◆ **Travail demandé**:
(1) Extrayez, s'il vous plaît, le passage du texte sur Guy Oberson situé entre "Au service des" et "de ses souvenirs.", ces deux bornes comprises.
(2) Relevez dans le texte sur Guy Oberson tous les mots qui désignent une fonction ou un état dans l'Église.

◆ **Texte proposé**:
◆ ◆ ◆ ◆ ◆ ◆ ◆
PRETRES SPORTIFS
PERE GUY OBERSON

             UN CURE MARIé AVEC LE SPORT
prix du mérité sportif pour le père Guy Oberson

Au service des jeunes footballeurs gruériens pendant une vingtaine d’années et entraîneur au Ski-Club Vudallaz-Epagny depuis 1959, Guy Oberson n’est pas un abbé comme les autres. Celui pour qui le sport est une école de vie vient d’être récompensé par la Commission du mérite sportif fribourgeois. Une reconnaissance pour le dévouement du Gruérien et une bombe dans le coin de ses souvenirs.
«Je devais être le premier séminariste à demander l’autorisation au supérieur d’aller disputer des rencontres de football»
◆ ◆ ◆ ◆ ◆ ◆ ◆
◆ **Données disponibles**:
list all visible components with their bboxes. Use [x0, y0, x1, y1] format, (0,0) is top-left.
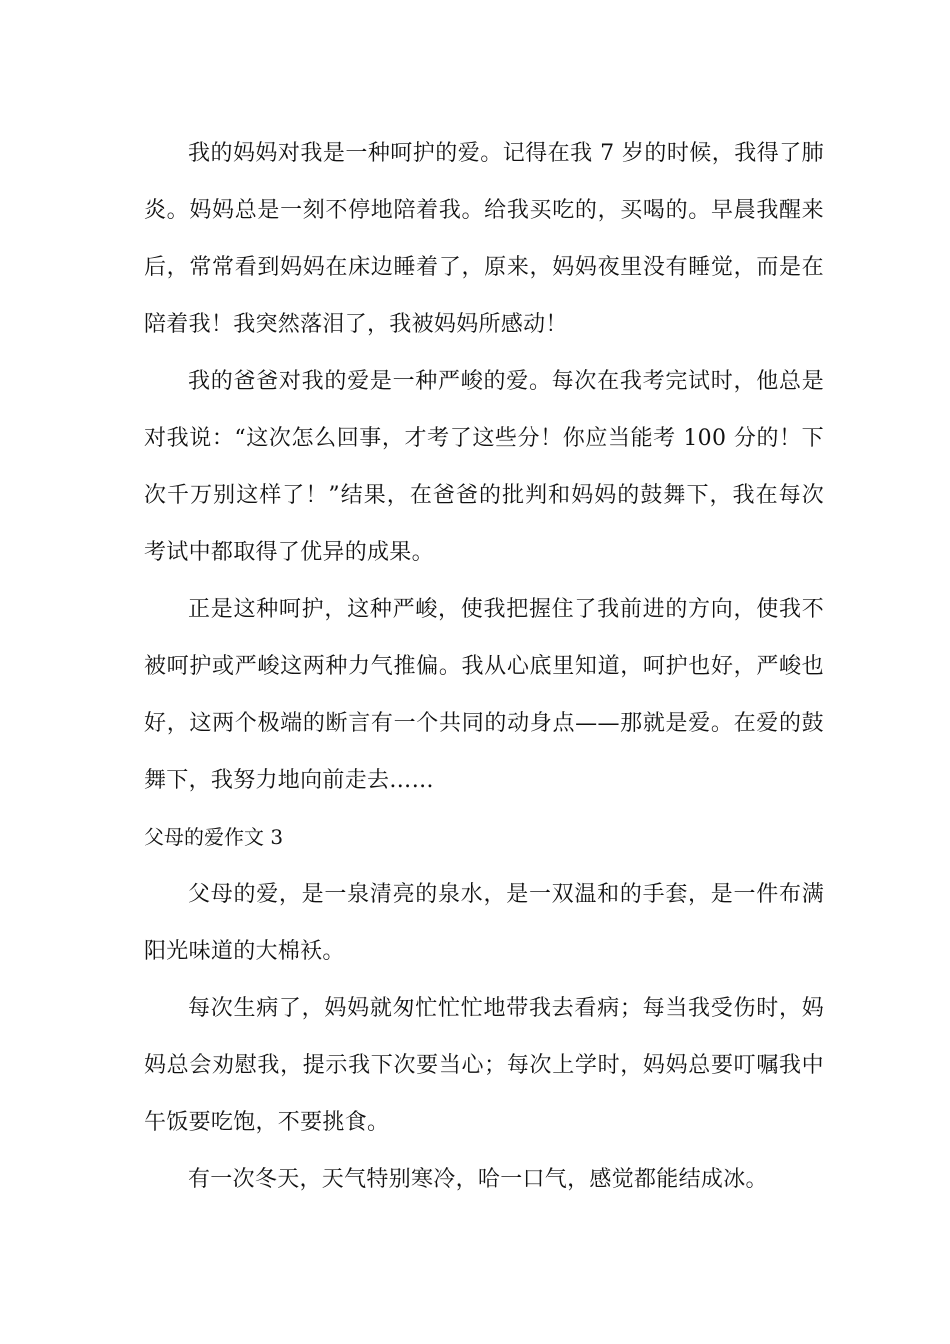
◆ ◆ ◆ ◆ ◆ ◆ ◆
◆ **Corrigé des exercices**:
(1)
Au service des jeunes footballeurs gruériens pendant une vingtaine d’années et entraîneur au Ski-Club Vudallaz-Epagny depuis 1959, Guy Oberson n’est pas un abbé comme les autres. Celui pour qui le sport est une école de vie vient d’être récompensé par la Commission du mérite sportif fribourgeois. Une reconnaissance pour le dévouement du Gruérien et une bombe dans le coin de ses souvenirs.

(2) prêtres, père, curé, abbé, séminariste, supérieur